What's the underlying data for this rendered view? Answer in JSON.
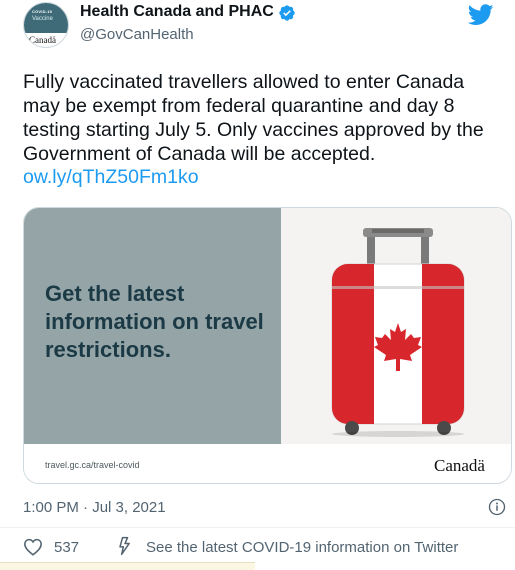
{
  "author": {
    "display_name": "Health Canada and PHAC",
    "handle": "@GovCanHealth",
    "avatar": {
      "covid_text": "COVID-19",
      "vaccine_text": "Vaccine",
      "wordmark": "Canadä"
    },
    "verified_icon": "verified-badge-icon"
  },
  "brand_icon": "twitter-bird-icon",
  "tweet": {
    "text": "Fully vaccinated travellers allowed to enter Canada may be exempt from federal quarantine and day 8 testing starting July 5. Only vaccines approved by the Government of Canada will be accepted.",
    "link": "ow.ly/qThZ50Fm1ko"
  },
  "card": {
    "headline": "Get the latest information on travel restrictions.",
    "url": "travel.gc.ca/travel-covid",
    "wordmark": "Canadä",
    "image": "canada-flag-suitcase"
  },
  "timestamp": "1:00 PM · Jul 3, 2021",
  "actions": {
    "like_count": "537",
    "info_link": "See the latest COVID-19 information on Twitter"
  },
  "colors": {
    "accent": "#1d9bf0",
    "card_left_bg": "#94a4a7",
    "headline": "#1c3a45",
    "flag_red": "#d8262d"
  }
}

**The problem**
Repeat all of the entries word for word, but omit the pictures.

**Response**
What's the underlying data for this rendered view? Answer in JSON.
{
  "author": {
    "display_name": "Health Canada and PHAC",
    "handle": "@GovCanHealth",
    "avatar": {
      "covid_text": "COVID-19",
      "vaccine_text": "Vaccine",
      "wordmark": "Canadä"
    },
    "verified_icon": "verified-badge-icon"
  },
  "brand_icon": "twitter-bird-icon",
  "tweet": {
    "text": "Fully vaccinated travellers allowed to enter Canada may be exempt from federal quarantine and day 8 testing starting July 5. Only vaccines approved by the Government of Canada will be accepted.",
    "link": "ow.ly/qThZ50Fm1ko"
  },
  "card": {
    "headline": "Get the latest information on travel restrictions.",
    "url": "travel.gc.ca/travel-covid",
    "wordmark": "Canadä",
    "image": "canada-flag-suitcase"
  },
  "timestamp": "1:00 PM · Jul 3, 2021",
  "actions": {
    "like_count": "537",
    "info_link": "See the latest COVID-19 information on Twitter"
  },
  "colors": {
    "accent": "#1d9bf0",
    "card_left_bg": "#94a4a7",
    "headline": "#1c3a45",
    "flag_red": "#d8262d"
  }
}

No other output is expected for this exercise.